Zwei-Sterne-General, Karriere bei Bundeswehr und Nato: Hartmut Harro Renk Foto: us army

„Rape Culture im Militär: „Der arme Soldat, der vergewaltigen muss“,

wochentaz vom 25. 5. 25

Und die Konsequenzen?

Die misogyne Äußerung des deutschen Generals Hartmut Renk wurde von einer britischen Offizierin gemeldet. Haben die anderen TeilnehmerInnen der internationalen Besprechung diese unsägliche Äußerung „toleriert“? Wurden sie befragt, warum sie eine solche Äußerung zu sexuali­sierter Gewalt nicht melden? An wen meldet eine deutsche Soldatin/Bundeswehrangehörige misogyne Äußerungen und sexuelle Übergriffe von Mitsoldaten oder Vorgesetzten? Werden diese ausreichend „bearbeitet“ und haben auch Konsequenzen?

Wie stellt die Bundeswehr eigentlich in Bewerbungsverfahren sicher, dass männliche Bewerber die Würde von Frauen achten werden? Es heißt, Hartmut Renk hat seine unsägliche „Äußerung“ als „bekannt“ bezeichnet. Bekannt unter deutschen Bundeswehroffizieren?

Sollen wir Frauen Vergewaltigungen jetzt als Preis der „Kriegstüchtigkeit“ akzeptieren? Warum gibt es keine „kleine“ Anfrage einer Partei an das Bundesverteidigungsministerium?

Abschließend frage ich mich, ob eigentlich eine Armee, in der auf Führungsebene solche Äußerungen „bekannt“ sind, einen „mindset“ hat, der tatsächlich die weibliche Bevölkerung – und zwar auch die eigene! – im Kriegsfall vor Vergewaltigungen schützen wird.

Name ist der Redaktion bekannt

Liebes taz Team, danke für den sehr guten Artikel, insbesondere auch für den Hinweis auf die Kommunikationsstrategien von Rechten und Frauenhassern. Diese Strategien müssen benannt werden! Sätze wie „Nicht schon wieder die Nazi-Keule, haha!“ und „War doch nur Spaß!“ werden bewusst eingesetzt, um die Intention zu verschleiern und die Gegenseite als hysterische und humorlose Wortklauber dastehen zu lassen. Auch die Fassade aus Internetblödelhumor, die Elon Musk umgibt, macht die rechtsradikale Gesinnung für viele Kritiker schwer greifbar. Und Donald Trump wurde lange als Clown unterschätzt.

Angezeigte Einträge -

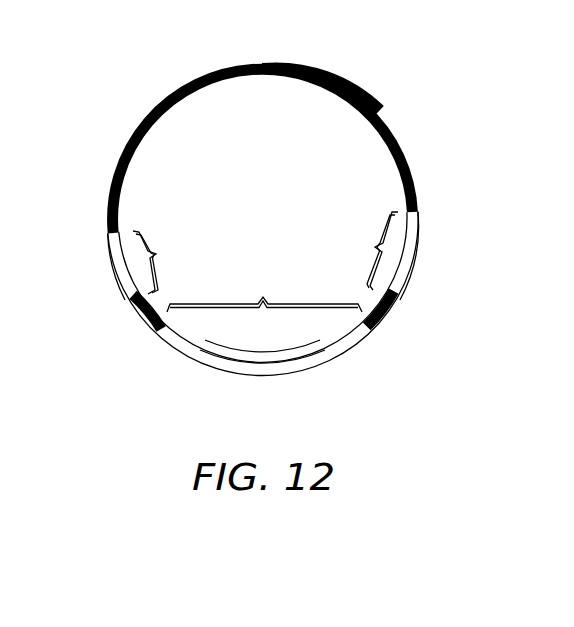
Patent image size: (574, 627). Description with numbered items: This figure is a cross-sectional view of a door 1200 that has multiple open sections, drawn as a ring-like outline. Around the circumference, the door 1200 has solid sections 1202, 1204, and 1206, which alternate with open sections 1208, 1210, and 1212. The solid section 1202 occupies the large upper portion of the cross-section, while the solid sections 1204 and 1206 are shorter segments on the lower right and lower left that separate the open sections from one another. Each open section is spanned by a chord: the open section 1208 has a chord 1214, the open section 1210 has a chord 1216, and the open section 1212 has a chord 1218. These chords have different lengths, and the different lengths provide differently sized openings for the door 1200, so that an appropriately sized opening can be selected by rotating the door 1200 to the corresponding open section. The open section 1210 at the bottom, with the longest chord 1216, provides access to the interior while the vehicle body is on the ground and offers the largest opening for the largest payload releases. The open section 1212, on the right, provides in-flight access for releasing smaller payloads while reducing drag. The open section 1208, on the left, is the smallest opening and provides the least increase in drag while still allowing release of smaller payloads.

The door 1200 is at (214, 72).
The solid section 1202 is at (373, 71).
The solid section 1204 is at (385, 317).
The solid section 1206 is at (142, 310).
The open section 1208 is at (118, 267).
The open section 1210 is at (266, 368).
The open section 1212 is at (414, 256).
The chord 1214 is at (173, 262).
The chord 1216 is at (264, 288).
The chord 1218 is at (356, 251).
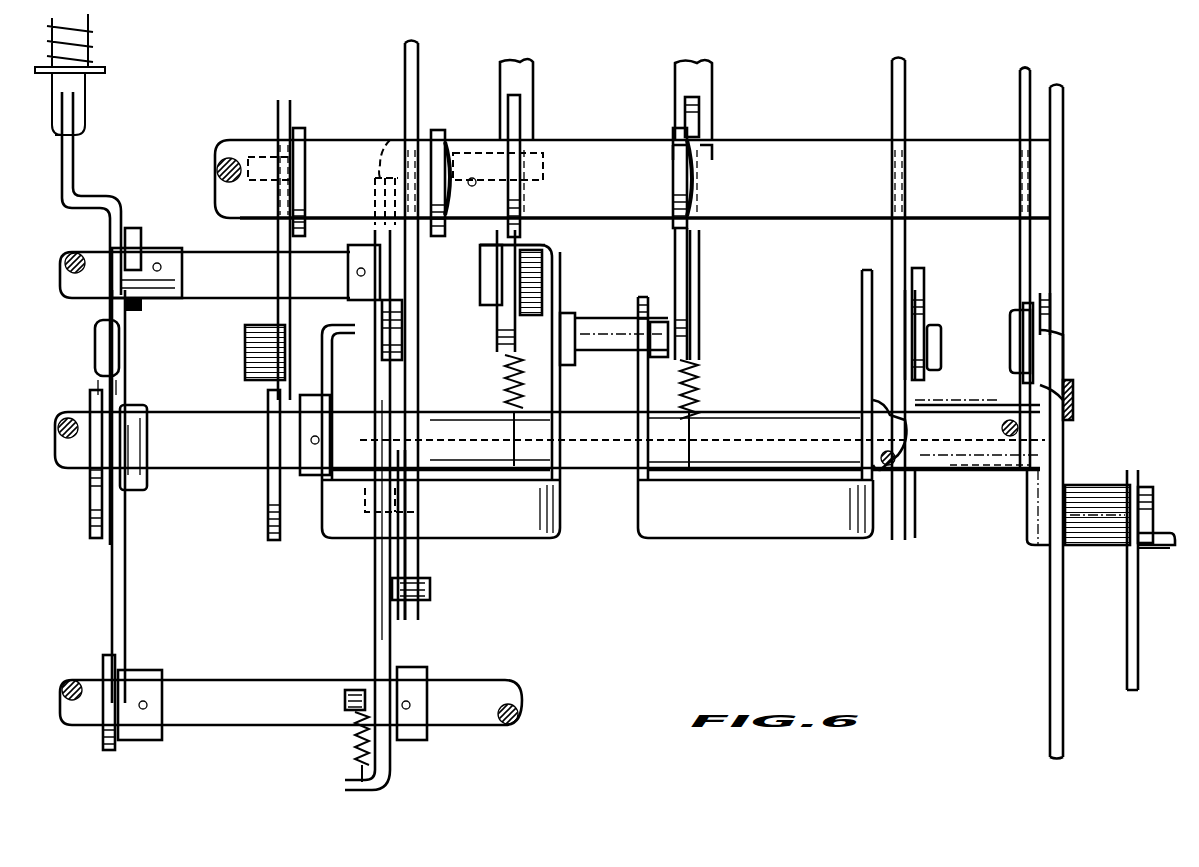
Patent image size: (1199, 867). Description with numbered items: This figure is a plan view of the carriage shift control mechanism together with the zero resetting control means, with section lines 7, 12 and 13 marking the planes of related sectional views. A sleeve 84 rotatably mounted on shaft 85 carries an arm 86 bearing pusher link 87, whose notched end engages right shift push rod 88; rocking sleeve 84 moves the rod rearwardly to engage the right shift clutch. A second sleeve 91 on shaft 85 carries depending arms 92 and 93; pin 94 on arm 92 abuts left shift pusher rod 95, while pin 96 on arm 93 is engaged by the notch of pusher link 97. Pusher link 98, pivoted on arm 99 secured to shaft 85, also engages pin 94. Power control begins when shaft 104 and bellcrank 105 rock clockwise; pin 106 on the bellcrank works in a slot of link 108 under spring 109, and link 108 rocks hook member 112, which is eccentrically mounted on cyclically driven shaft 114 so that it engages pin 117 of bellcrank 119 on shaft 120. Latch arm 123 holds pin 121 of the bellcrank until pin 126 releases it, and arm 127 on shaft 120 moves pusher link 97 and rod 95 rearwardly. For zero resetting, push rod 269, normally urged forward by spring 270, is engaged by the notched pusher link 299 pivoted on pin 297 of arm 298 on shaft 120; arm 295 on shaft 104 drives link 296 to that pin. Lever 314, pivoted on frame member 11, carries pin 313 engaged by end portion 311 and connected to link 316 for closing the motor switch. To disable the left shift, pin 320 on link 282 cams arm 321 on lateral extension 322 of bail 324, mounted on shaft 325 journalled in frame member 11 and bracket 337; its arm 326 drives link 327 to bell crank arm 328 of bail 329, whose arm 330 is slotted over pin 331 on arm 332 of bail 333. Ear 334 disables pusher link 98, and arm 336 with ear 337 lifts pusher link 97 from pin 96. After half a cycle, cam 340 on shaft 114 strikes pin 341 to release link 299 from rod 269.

The section line 7- 7 is at (600, 178).
The side frame member 11 is at (1057, 257).
The section line 12- 12 is at (195, 182).
The section line 13- 13 is at (820, 178).
The sleeve 84 is at (752, 145).
The shaft 85 is at (240, 160).
The arm 86 is at (675, 257).
The pusher link 87 is at (696, 245).
The right shift push rod 88 is at (704, 76).
The sleeve 91 is at (345, 150).
The depending arm 92 is at (440, 230).
The depending arm 93 is at (298, 128).
The pin 94 is at (468, 155).
The left shift pusher rod 95 is at (527, 76).
The pin 96 is at (258, 152).
The pusher link 97 is at (278, 237).
The pusher link 98 is at (506, 332).
The arm 99 is at (504, 312).
The shaft 104 is at (462, 688).
The bellcrank 105 is at (392, 645).
The pin 106 is at (362, 682).
The link 108 is at (374, 628).
The spring 109 is at (352, 748).
The hook member 112 is at (387, 150).
The shaft 114 is at (196, 266).
The pin 117 is at (402, 328).
The bellcrank 119 is at (365, 350).
The shaft 120 is at (762, 420).
The pin 121 is at (425, 502).
The latch arm 123 is at (406, 560).
The pin 126 is at (422, 590).
The arm 127 is at (272, 537).
The push rod 269 is at (74, 122).
The spring 270 is at (91, 56).
The link 282 is at (1133, 635).
The upright arm 295 is at (104, 658).
The link 296 is at (118, 627).
The pin 297 is at (135, 482).
The arm 298 is at (90, 492).
The pusher link 299 is at (108, 315).
The end portion 311 is at (1035, 300).
The pin 313 is at (1015, 349).
The lever 314 is at (1068, 353).
The link 316 is at (1022, 267).
The pin 320 is at (1165, 550).
The arm 321 is at (1148, 515).
The lateral extension 322 is at (1102, 490).
The bail 324 is at (938, 470).
The shaft 325 is at (905, 475).
The arm 326 is at (912, 380).
The link 327 is at (914, 278).
The bell crank arm 328 is at (862, 362).
The bail 329 is at (740, 530).
The arm 330 is at (636, 376).
The pin 331 is at (603, 325).
The extended arm 332 is at (556, 387).
The bail 333 is at (490, 538).
The ear 334 is at (538, 250).
The arm 336 is at (324, 386).
The ear 337 is at (417, 60).
The cam 340 is at (134, 235).
The pin 341 is at (165, 310).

Arbeitsauftrag 1 - Prüfe bitte, ob die folgenden Aussagen mit dem Lesetext übereinstimmen, und belege jede Antwort (ja oder nein) mit den entscheidenden Worten aus dem Lesetext als wörtlichem Zitat. (a) Eine britische Offizierin hat die Äußerung des Generals gemeldet. (b) Hartmut Renk hat seine Äußerung als Scherz bezeichnet. (c) Donald Trump wurde lange als Clown unterschätzt.
Arbeitsauftrag 2 - Schreib bitte die Zeilen der Einträge ab, beginnend mit dem Anfang der Einträge und weiter bis einschließlich der Zeile mit „The chord 1216 is at (264, 288).“. Die Bilder lässt du dabei weg.

Ergebnis 1 -
(a) Ja: „Die misogyne Äußerung des deutschen Generals Hartmut Renk wurde von einer britischen Offizierin gemeldet.“
(b) Nein: „Es heißt, Hartmut Renk hat seine unsägliche „Äußerung“ als „bekannt“ bezeichnet.“
(c) Ja: „Und Donald Trump wurde lange als Clown unterschätzt.“

Ergebnis 2 -
Patent image size: (574, 627). Description with numbered items: This figure is a cross-sectional view of a door 1200 that has multiple open sections, drawn as a ring-like outline. Around the circumference, the door 1200 has solid sections 1202, 1204, and 1206, which alternate with open sections 1208, 1210, and 1212. The solid section 1202 occupies the large upper portion of the cross-section, while the solid sections 1204 and 1206 are shorter segments on the lower right and lower left that separate the open sections from one another. Each open section is spanned by a chord: the open section 1208 has a chord 1214, the open section 1210 has a chord 1216, and the open section 1212 has a chord 1218. These chords have different lengths, and the different lengths provide differently sized openings for the door 1200, so that an appropriately sized opening can be selected by rotating the door 1200 to the corresponding open section. The open section 1210 at the bottom, with the longest chord 1216, provides access to the interior while the vehicle body is on the ground and offers the largest opening for the largest payload releases. The open section 1212, on the right, provides in-flight access for releasing smaller payloads while reducing drag. The open section 1208, on the left, is the smallest opening and provides the least increase in drag while still allowing release of smaller payloads.

The door 1200 is at (214, 72).
The solid section 1202 is at (373, 71).
The solid section 1204 is at (385, 317).
The solid section 1206 is at (142, 310).
The open section 1208 is at (118, 267).
The open section 1210 is at (266, 368).
The open section 1212 is at (414, 256).
The chord 1214 is at (173, 262).
The chord 1216 is at (264, 288).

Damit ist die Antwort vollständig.